» **Task**
Reproduce the data exactly and drop any pictures it holds.

» **Supplied entries**
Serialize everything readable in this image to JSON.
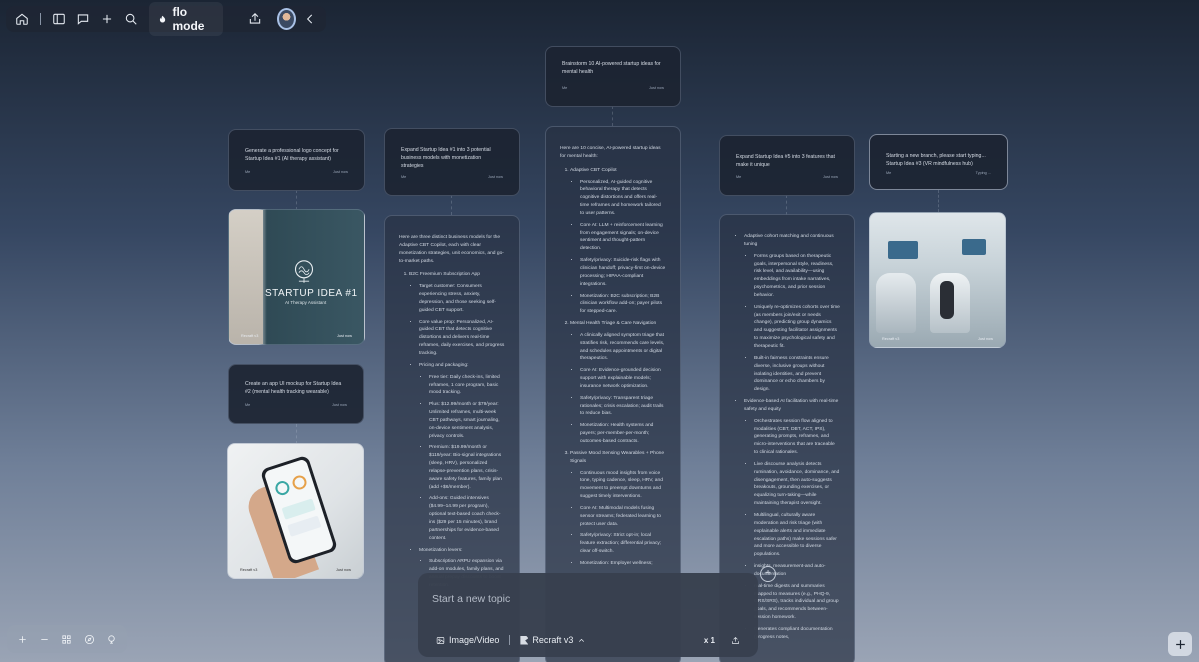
{
  "toolbar": {
    "mode_label": "flo mode",
    "icons": [
      "home-icon",
      "sidebar-icon",
      "chat-icon",
      "plus-icon",
      "search-icon",
      "share-icon",
      "chevron-left-icon"
    ]
  },
  "cards": {
    "top": {
      "prompt": "Brainstorm 10 AI-powered startup ideas for mental health",
      "author": "Me",
      "time": "Just now"
    },
    "logo": {
      "prompt": "Generate a professional logo concept for Startup Idea #1 (AI therapy assistant)",
      "author": "Me",
      "time": "Just now"
    },
    "expand1": {
      "prompt": "Expand Startup Idea #1 into 3 potential business models with monetization strategies",
      "author": "Me",
      "time": "Just now"
    },
    "expand5": {
      "prompt": "Expand Startup Idea #5 into 3 features that make it unique",
      "author": "Me",
      "time": "Just now"
    },
    "branch": {
      "prompt": "Starting a new branch, please start typing... Startup Idea #3 (VR mindfulness hub)",
      "author": "Me",
      "typing": "Typing ..."
    },
    "mockup": {
      "prompt": "Create an app UI mockup for Startup Idea #2 (mental health tracking wearable)",
      "author": "Me",
      "time": "Just now"
    }
  },
  "images": {
    "logo_image": {
      "title": "STARTUP IDEA #1",
      "subtitle": "AI Therapy Assistant",
      "author": "Recraft v3",
      "time": "Just now"
    },
    "vr_image": {
      "author": "Recraft v3",
      "time": "Just now"
    },
    "app_image": {
      "author": "Recraft v3",
      "time": "Just now"
    }
  },
  "responses": {
    "business": {
      "intro": "Here are three distinct business models for the Adaptive CBT Copilot, each with clear monetization strategies, unit economics, and go-to-market paths.",
      "h1": "B2C Freemium Subscription App",
      "items": [
        "Target customer: Consumers experiencing stress, anxiety, depression, and those seeking self-guided CBT support.",
        "Core value prop: Personalized, AI-guided CBT that detects cognitive distortions and delivers real-time reframes, daily exercises, and progress tracking.",
        "Pricing and packaging:",
        "Free tier: Daily check-ins, limited reframes, 1 core program, basic mood tracking.",
        "Plus: $12.99/month or $79/year: Unlimited reframes, multi-week CBT pathways, smart journaling, on-device sentiment analysis, privacy controls.",
        "Premium: $19.99/month or $119/year: Bio-signal integrations (sleep, HRV), personalized relapse-prevention plans, crisis-aware safety features, family plan (add +$6/member).",
        "Add-ons: Guided intensives ($4.99–14.99 per program), optional text-based coach check-ins ($29 per 15 minutes), brand partnerships for evidence-based content.",
        "Monetization levers:",
        "Subscription ARPU expansion via add-on modules, family plans, and annual prepay discounts to boost retention."
      ]
    },
    "ideas": {
      "intro": "Here are 10 concise, AI-powered startup ideas for mental health:",
      "h1": "Adaptive CBT Copilot",
      "items1": [
        "Personalized, AI-guided cognitive behavioral therapy that detects cognitive distortions and offers real-time reframes and homework tailored to user patterns.",
        "Core AI: LLM + reinforcement learning from engagement signals; on-device sentiment and thought-pattern detection.",
        "Safety/privacy: Suicide-risk flags with clinician handoff; privacy-first on-device processing; HIPAA-compliant integrations.",
        "Monetization: B2C subscription; B2B clinician workflow add-on; payer pilots for stepped-care."
      ],
      "h2": "Mental Health Triage & Care Navigation",
      "items2": [
        "A clinically aligned symptom triage that stratifies risk, recommends care levels, and schedules appointments or digital therapeutics.",
        "Core AI: Evidence-grounded decision support with explainable models; insurance network optimization.",
        "Safety/privacy: Transparent triage rationales; crisis escalation; audit trails to reduce bias.",
        "Monetization: Health systems and payers; per-member-per-month; outcomes-based contracts."
      ],
      "h3": "Passive Mood Sensing Wearables + Phone Signals",
      "items3": [
        "Continuous mood insights from voice tone, typing cadence, sleep, HRV, and movement to preempt downturns and suggest timely interventions.",
        "Core AI: Multimodal models fusing sensor streams; federated learning to protect user data.",
        "Safety/privacy: Strict opt-in; local feature extraction; differential privacy; clear off-switch.",
        "Monetization: Employer wellness;"
      ]
    },
    "features": {
      "h1": "Adaptive cohort matching and continuous tuning",
      "items1": [
        "Forms groups based on therapeutic goals, interpersonal style, readiness, risk level, and availability—using embeddings from intake narratives, psychometrics, and prior session behavior.",
        "Uniquely re-optimizes cohorts over time (as members join/exit or needs change), predicting group dynamics and suggesting facilitator assignments to maximize psychological safety and therapeutic fit.",
        "Built-in fairness constraints ensure diverse, inclusive groups without isolating identities, and prevent dominance or echo chambers by design."
      ],
      "h2": "Evidence-based AI facilitation with real-time safety and equity",
      "items2": [
        "Orchestrates session flow aligned to modalities (CBT, DBT, ACT, IPS), generating prompts, reframes, and micro-interventions that are traceable to clinical rationales.",
        "Live discourse analysis detects rumination, avoidance, dominance, and disengagement, then auto-suggests breakouts, grounding exercises, or equalizing turn-taking—while maintaining therapist oversight.",
        "Multilingual, culturally aware moderation and risk triage (with explainable alerts and immediate escalation paths) make sessions safer and more accessible to diverse populations.",
        "insights, measurement-and auto-documentation",
        "real-time digests and summaries mapped to measures (e.g., PHQ-9, ORS/SRS), tracks individual and group goals, and recommends between-session homework.",
        "Generates compliant documentation (progress notes,"
      ]
    }
  },
  "composer": {
    "placeholder": "Start a new topic",
    "image_video_label": "Image/Video",
    "model_label": "Recraft v3",
    "multiplier": "x 1"
  },
  "zoom_bar": {
    "icons": [
      "zoom-in-icon",
      "zoom-out-icon",
      "grid-icon",
      "compass-icon",
      "pin-icon"
    ]
  }
}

» **The solution**
Serialize everything readable in this image to JSON.
{
  "toolbar": {
    "mode_label": "flo mode",
    "icons": [
      "home-icon",
      "sidebar-icon",
      "chat-icon",
      "plus-icon",
      "search-icon",
      "share-icon",
      "chevron-left-icon"
    ]
  },
  "cards": {
    "top": {
      "prompt": "Brainstorm 10 AI-powered startup ideas for mental health",
      "author": "Me",
      "time": "Just now"
    },
    "logo": {
      "prompt": "Generate a professional logo concept for Startup Idea #1 (AI therapy assistant)",
      "author": "Me",
      "time": "Just now"
    },
    "expand1": {
      "prompt": "Expand Startup Idea #1 into 3 potential business models with monetization strategies",
      "author": "Me",
      "time": "Just now"
    },
    "expand5": {
      "prompt": "Expand Startup Idea #5 into 3 features that make it unique",
      "author": "Me",
      "time": "Just now"
    },
    "branch": {
      "prompt": "Starting a new branch, please start typing... Startup Idea #3 (VR mindfulness hub)",
      "author": "Me",
      "typing": "Typing ..."
    },
    "mockup": {
      "prompt": "Create an app UI mockup for Startup Idea #2 (mental health tracking wearable)",
      "author": "Me",
      "time": "Just now"
    }
  },
  "images": {
    "logo_image": {
      "title": "STARTUP IDEA #1",
      "subtitle": "AI Therapy Assistant",
      "author": "Recraft v3",
      "time": "Just now"
    },
    "vr_image": {
      "author": "Recraft v3",
      "time": "Just now"
    },
    "app_image": {
      "author": "Recraft v3",
      "time": "Just now"
    }
  },
  "responses": {
    "business": {
      "intro": "Here are three distinct business models for the Adaptive CBT Copilot, each with clear monetization strategies, unit economics, and go-to-market paths.",
      "h1": "B2C Freemium Subscription App",
      "items": [
        "Target customer: Consumers experiencing stress, anxiety, depression, and those seeking self-guided CBT support.",
        "Core value prop: Personalized, AI-guided CBT that detects cognitive distortions and delivers real-time reframes, daily exercises, and progress tracking.",
        "Pricing and packaging:",
        "Free tier: Daily check-ins, limited reframes, 1 core program, basic mood tracking.",
        "Plus: $12.99/month or $79/year: Unlimited reframes, multi-week CBT pathways, smart journaling, on-device sentiment analysis, privacy controls.",
        "Premium: $19.99/month or $119/year: Bio-signal integrations (sleep, HRV), personalized relapse-prevention plans, crisis-aware safety features, family plan (add +$6/member).",
        "Add-ons: Guided intensives ($4.99–14.99 per program), optional text-based coach check-ins ($29 per 15 minutes), brand partnerships for evidence-based content.",
        "Monetization levers:",
        "Subscription ARPU expansion via add-on modules, family plans, and annual prepay discounts to boost retention."
      ]
    },
    "ideas": {
      "intro": "Here are 10 concise, AI-powered startup ideas for mental health:",
      "h1": "Adaptive CBT Copilot",
      "items1": [
        "Personalized, AI-guided cognitive behavioral therapy that detects cognitive distortions and offers real-time reframes and homework tailored to user patterns.",
        "Core AI: LLM + reinforcement learning from engagement signals; on-device sentiment and thought-pattern detection.",
        "Safety/privacy: Suicide-risk flags with clinician handoff; privacy-first on-device processing; HIPAA-compliant integrations.",
        "Monetization: B2C subscription; B2B clinician workflow add-on; payer pilots for stepped-care."
      ],
      "h2": "Mental Health Triage & Care Navigation",
      "items2": [
        "A clinically aligned symptom triage that stratifies risk, recommends care levels, and schedules appointments or digital therapeutics.",
        "Core AI: Evidence-grounded decision support with explainable models; insurance network optimization.",
        "Safety/privacy: Transparent triage rationales; crisis escalation; audit trails to reduce bias.",
        "Monetization: Health systems and payers; per-member-per-month; outcomes-based contracts."
      ],
      "h3": "Passive Mood Sensing Wearables + Phone Signals",
      "items3": [
        "Continuous mood insights from voice tone, typing cadence, sleep, HRV, and movement to preempt downturns and suggest timely interventions.",
        "Core AI: Multimodal models fusing sensor streams; federated learning to protect user data.",
        "Safety/privacy: Strict opt-in; local feature extraction; differential privacy; clear off-switch.",
        "Monetization: Employer wellness;"
      ]
    },
    "features": {
      "h1": "Adaptive cohort matching and continuous tuning",
      "items1": [
        "Forms groups based on therapeutic goals, interpersonal style, readiness, risk level, and availability—using embeddings from intake narratives, psychometrics, and prior session behavior.",
        "Uniquely re-optimizes cohorts over time (as members join/exit or needs change), predicting group dynamics and suggesting facilitator assignments to maximize psychological safety and therapeutic fit.",
        "Built-in fairness constraints ensure diverse, inclusive groups without isolating identities, and prevent dominance or echo chambers by design."
      ],
      "h2": "Evidence-based AI facilitation with real-time safety and equity",
      "items2": [
        "Orchestrates session flow aligned to modalities (CBT, DBT, ACT, IPS), generating prompts, reframes, and micro-interventions that are traceable to clinical rationales.",
        "Live discourse analysis detects rumination, avoidance, dominance, and disengagement, then auto-suggests breakouts, grounding exercises, or equalizing turn-taking—while maintaining therapist oversight.",
        "Multilingual, culturally aware moderation and risk triage (with explainable alerts and immediate escalation paths) make sessions safer and more accessible to diverse populations.",
        "insights, measurement-and auto-documentation",
        "real-time digests and summaries mapped to measures (e.g., PHQ-9, ORS/SRS), tracks individual and group goals, and recommends between-session homework.",
        "Generates compliant documentation (progress notes,"
      ]
    }
  },
  "composer": {
    "placeholder": "Start a new topic",
    "image_video_label": "Image/Video",
    "model_label": "Recraft v3",
    "multiplier": "x 1"
  },
  "zoom_bar": {
    "icons": [
      "zoom-in-icon",
      "zoom-out-icon",
      "grid-icon",
      "compass-icon",
      "pin-icon"
    ]
  }
}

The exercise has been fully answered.